> **Exercise requirements**
Gather from the material every line that contains the string "Gemini".

> **Provided records**

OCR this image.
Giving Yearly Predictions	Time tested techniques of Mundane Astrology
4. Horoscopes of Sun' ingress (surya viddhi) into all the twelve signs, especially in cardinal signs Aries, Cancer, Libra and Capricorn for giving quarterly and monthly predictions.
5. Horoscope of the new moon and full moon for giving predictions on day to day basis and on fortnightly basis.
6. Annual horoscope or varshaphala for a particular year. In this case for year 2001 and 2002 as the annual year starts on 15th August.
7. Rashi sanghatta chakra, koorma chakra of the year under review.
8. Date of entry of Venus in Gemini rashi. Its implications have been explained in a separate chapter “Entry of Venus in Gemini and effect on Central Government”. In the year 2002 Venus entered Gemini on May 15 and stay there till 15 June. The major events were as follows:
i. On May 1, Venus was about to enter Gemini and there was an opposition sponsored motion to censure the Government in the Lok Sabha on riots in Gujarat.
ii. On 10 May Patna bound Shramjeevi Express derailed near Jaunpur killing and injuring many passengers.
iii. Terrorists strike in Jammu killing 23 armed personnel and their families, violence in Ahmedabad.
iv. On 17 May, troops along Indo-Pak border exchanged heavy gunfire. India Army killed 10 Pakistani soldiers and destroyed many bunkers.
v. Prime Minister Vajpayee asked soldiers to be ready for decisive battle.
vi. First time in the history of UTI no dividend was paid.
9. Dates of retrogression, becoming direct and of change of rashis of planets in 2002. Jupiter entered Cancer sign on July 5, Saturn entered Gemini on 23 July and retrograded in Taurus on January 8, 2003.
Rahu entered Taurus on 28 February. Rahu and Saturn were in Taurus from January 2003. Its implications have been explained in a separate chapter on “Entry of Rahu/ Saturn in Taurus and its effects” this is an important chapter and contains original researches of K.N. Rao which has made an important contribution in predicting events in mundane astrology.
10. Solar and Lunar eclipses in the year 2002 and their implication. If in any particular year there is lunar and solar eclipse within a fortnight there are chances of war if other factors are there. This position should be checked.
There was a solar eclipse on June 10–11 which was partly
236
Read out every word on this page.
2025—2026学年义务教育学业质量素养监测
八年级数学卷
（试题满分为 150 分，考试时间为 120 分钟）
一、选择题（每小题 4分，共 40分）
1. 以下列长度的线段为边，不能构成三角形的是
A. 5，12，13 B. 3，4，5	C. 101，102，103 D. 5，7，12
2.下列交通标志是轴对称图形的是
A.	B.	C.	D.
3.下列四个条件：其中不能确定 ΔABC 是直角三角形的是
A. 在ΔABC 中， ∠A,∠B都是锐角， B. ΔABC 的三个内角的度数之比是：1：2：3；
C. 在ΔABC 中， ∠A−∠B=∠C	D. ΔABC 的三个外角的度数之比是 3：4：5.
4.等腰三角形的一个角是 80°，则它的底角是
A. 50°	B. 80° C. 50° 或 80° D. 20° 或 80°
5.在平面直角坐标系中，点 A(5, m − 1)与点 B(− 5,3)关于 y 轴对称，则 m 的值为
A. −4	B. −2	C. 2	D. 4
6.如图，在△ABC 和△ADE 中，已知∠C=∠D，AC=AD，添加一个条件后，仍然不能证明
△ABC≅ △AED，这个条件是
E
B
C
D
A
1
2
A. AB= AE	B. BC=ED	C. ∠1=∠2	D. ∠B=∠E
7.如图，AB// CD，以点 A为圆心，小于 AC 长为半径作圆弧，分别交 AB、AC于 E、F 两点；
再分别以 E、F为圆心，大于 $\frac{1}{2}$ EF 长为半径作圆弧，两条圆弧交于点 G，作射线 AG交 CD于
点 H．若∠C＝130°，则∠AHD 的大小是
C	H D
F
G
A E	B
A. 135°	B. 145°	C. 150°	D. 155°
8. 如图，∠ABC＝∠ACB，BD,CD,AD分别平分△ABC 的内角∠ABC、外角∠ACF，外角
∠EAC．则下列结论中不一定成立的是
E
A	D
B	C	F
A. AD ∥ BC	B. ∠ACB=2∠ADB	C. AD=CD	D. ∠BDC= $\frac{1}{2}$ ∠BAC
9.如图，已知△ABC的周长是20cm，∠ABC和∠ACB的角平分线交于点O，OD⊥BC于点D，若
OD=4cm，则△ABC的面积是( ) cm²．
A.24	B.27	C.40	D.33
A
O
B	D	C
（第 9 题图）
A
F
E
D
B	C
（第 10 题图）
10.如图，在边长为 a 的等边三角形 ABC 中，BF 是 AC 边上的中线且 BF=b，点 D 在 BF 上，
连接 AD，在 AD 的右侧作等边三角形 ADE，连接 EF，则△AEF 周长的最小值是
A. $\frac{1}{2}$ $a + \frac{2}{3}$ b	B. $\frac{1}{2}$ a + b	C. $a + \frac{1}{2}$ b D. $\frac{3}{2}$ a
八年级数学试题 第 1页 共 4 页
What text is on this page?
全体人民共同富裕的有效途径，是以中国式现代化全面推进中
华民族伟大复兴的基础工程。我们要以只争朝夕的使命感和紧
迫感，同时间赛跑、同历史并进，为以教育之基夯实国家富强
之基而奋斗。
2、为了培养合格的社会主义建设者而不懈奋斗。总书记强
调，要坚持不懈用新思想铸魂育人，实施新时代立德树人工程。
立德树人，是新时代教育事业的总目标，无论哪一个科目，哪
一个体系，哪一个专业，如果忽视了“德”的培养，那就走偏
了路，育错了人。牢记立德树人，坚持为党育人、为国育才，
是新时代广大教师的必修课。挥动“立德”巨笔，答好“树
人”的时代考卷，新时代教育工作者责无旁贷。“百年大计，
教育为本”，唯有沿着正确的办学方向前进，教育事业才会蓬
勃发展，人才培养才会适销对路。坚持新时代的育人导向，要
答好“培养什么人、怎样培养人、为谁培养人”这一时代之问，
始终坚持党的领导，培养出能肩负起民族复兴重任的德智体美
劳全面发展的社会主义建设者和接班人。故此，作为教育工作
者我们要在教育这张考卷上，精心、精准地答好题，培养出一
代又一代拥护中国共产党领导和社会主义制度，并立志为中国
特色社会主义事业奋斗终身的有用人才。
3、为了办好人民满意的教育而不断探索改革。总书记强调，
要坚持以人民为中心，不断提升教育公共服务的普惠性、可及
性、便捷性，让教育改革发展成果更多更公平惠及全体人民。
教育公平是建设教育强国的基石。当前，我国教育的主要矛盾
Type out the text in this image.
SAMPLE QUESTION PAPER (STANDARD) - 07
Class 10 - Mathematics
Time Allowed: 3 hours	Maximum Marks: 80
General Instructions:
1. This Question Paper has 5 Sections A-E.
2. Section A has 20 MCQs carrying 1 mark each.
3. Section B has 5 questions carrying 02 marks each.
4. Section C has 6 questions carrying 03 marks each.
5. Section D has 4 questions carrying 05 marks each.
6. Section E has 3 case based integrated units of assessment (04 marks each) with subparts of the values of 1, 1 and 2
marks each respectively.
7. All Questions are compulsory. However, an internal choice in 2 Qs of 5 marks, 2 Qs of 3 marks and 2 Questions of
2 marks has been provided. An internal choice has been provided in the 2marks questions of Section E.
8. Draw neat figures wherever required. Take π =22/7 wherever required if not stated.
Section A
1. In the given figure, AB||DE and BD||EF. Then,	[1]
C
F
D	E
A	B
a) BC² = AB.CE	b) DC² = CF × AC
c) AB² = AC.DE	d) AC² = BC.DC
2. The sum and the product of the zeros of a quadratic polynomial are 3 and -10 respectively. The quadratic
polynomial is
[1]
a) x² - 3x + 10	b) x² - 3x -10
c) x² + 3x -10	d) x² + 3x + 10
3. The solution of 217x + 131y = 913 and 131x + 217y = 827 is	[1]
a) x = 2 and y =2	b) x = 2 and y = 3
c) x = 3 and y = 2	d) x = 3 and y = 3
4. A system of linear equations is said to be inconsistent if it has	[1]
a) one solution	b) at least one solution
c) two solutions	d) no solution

> **Full output**
8. Date of entry of Venus in Gemini rashi. Its implications have been explained in a separate chapter “Entry of Venus in Gemini and effect on Central Government”. In the year 2002 Venus entered Gemini on May 15 and stay there till 15 June. The major events were as follows:
i. On May 1, Venus was about to enter Gemini and there was an opposition sponsored motion to censure the Government in the Lok Sabha on riots in Gujarat.
9. Dates of retrogression, becoming direct and of change of rashis of planets in 2002. Jupiter entered Cancer sign on July 5, Saturn entered Gemini on 23 July and retrograded in Taurus on January 8, 2003.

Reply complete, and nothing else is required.